▶ [CHALLENGE A]
Answer these questions using the passage on partial least squares regression (PLSR):
(i) What are the latent variables constructed to maximize?
(ii) What are W_nature and W_human?
(iii) How are the regression coefficients (β₁, β₂) estimated?
▶ [CHALLENGE B] Extend the passage on partial least squares regression, beginning after its final sentence.

In the PLSR framework, the original predictor matrices X_nature and X_human are first decomposed into a set of orthogonal latent variables, denoted as T_nature and T_human. These latent variables are obtained as linear combinations of the original variables and are constructed to maximize the covariance with the response variable (NEP).

Specifically, the transformation can be expressed as follows:

$$Tnatrue=Xnatrue\times Wnatrue$$

(5)

$$Thuman=Xhuman\times Whuman$$

(6)

where W_nature and W_human are weight matrices derived during the PLSR iterative extraction process.

The regression coefficients (β₁, β₂) are then estimated by regressing the response variable Y (NEP) onto the latent variables T. The fitted values of NEP are subsequently reconstructed by projecting the latent variable space back to the original variable space through the estimated coefficients.

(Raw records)
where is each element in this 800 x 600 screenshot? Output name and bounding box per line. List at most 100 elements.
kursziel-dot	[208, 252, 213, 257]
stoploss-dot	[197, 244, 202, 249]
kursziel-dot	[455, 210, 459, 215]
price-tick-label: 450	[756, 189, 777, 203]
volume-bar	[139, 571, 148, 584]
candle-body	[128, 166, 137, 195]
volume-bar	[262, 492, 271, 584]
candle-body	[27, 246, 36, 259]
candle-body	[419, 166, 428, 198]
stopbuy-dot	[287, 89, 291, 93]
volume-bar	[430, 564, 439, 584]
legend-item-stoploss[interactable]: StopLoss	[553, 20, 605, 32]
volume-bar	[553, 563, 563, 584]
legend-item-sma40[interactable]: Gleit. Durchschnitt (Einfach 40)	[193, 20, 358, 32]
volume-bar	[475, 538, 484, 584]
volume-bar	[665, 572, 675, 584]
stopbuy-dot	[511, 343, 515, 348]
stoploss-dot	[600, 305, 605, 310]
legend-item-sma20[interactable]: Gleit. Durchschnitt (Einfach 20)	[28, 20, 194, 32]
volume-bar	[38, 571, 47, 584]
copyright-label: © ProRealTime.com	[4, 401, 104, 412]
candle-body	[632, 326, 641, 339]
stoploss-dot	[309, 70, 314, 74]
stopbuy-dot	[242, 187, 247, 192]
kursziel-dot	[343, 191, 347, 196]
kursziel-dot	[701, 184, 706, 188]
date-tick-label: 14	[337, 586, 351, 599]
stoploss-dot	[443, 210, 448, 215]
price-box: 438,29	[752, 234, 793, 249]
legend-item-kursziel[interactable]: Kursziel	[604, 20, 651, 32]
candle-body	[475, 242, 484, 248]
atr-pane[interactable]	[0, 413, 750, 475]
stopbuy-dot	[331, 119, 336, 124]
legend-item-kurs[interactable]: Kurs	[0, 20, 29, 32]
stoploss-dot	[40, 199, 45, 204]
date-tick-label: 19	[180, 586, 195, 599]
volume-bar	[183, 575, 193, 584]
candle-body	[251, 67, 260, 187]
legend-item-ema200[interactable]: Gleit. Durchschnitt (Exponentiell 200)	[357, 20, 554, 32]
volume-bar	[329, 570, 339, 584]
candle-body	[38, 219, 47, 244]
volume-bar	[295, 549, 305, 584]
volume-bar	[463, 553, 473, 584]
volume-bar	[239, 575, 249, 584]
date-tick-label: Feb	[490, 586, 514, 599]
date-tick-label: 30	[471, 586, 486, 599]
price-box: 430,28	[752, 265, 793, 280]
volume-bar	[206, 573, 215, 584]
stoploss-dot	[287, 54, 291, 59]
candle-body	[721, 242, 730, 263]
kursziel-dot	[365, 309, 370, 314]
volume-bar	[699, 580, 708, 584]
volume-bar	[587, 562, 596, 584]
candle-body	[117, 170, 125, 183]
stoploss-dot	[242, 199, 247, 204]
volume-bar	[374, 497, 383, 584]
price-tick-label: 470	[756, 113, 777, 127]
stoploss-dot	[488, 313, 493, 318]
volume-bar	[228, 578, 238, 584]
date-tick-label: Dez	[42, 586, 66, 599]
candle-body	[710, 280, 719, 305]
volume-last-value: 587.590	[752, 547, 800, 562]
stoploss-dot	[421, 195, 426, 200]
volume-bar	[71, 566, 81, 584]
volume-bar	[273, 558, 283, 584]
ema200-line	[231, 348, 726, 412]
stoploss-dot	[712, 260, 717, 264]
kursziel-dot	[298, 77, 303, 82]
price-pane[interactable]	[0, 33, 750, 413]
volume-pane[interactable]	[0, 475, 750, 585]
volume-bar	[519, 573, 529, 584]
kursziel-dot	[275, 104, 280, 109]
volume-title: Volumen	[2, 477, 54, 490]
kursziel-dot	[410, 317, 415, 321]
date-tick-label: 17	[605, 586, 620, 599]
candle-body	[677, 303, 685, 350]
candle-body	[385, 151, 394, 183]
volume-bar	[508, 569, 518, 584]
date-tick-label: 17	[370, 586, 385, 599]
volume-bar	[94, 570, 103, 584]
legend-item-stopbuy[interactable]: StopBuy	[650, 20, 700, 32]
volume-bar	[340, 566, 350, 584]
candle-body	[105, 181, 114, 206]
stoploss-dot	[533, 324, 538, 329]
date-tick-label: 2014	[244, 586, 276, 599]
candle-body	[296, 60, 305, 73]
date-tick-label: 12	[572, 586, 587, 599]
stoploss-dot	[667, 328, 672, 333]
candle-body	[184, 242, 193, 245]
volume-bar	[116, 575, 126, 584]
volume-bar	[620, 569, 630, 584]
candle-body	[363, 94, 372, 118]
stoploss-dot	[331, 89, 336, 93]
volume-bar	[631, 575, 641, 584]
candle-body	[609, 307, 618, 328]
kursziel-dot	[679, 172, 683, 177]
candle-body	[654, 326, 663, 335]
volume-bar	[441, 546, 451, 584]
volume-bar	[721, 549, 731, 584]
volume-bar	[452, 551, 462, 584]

▶ [TASK OUTPUT A]
(i) The covariance with the response variable (NEP).
(ii) They are weight matrices derived during the PLSR iterative extraction process.
(iii) They are estimated by regressing the response variable Y (NEP) onto the latent variables T.

▶ [TASK OUTPUT B]
Therefore, expressions (5) and (6) are derived based on the regression relationship between the latent variable T and the response variable Y, rather than directly from the original predictor matrices X. This transformation effectively reduces multicollinearity and ensures that the extracted components capture the dominant explanatory variance. To address potential multicollinearity among climate variables (e.g., temperature, precipitation, and solar radiation), principal component analysis (PCA) was applied to transform the original correlated variables into a set of orthogonal components. This reduces redundancy and ensures the independence of predictors in subsequent analysis. For the natural factor matrix X_nature, latent variables X_nature are extracted via PLSR as intermediate representations. The regression between these latent variables and the target variable (NEP) forms the basis for estimating the regression coefficient β₁. The detailed transformation and derivation process is described as follows:

$${\beta }_1={({T^T}_{natrue}{T}_{natrue})}^{-1}{T^T}_{natrue}Y$$

(7)

$${\beta }_2={({T^T}_{human}{T}_{human})}^{-1}{T^T}_{human}Y$$

(8)

$$\epsilon =Y-\overline{Y}$$

(9)

$${\beta }_0=\overline{Y}-{\displaystyle \sum {\beta }_1}{\overline{T}}_i$$

(10)

where

T_nature: latent variable matrix derived from X_nature.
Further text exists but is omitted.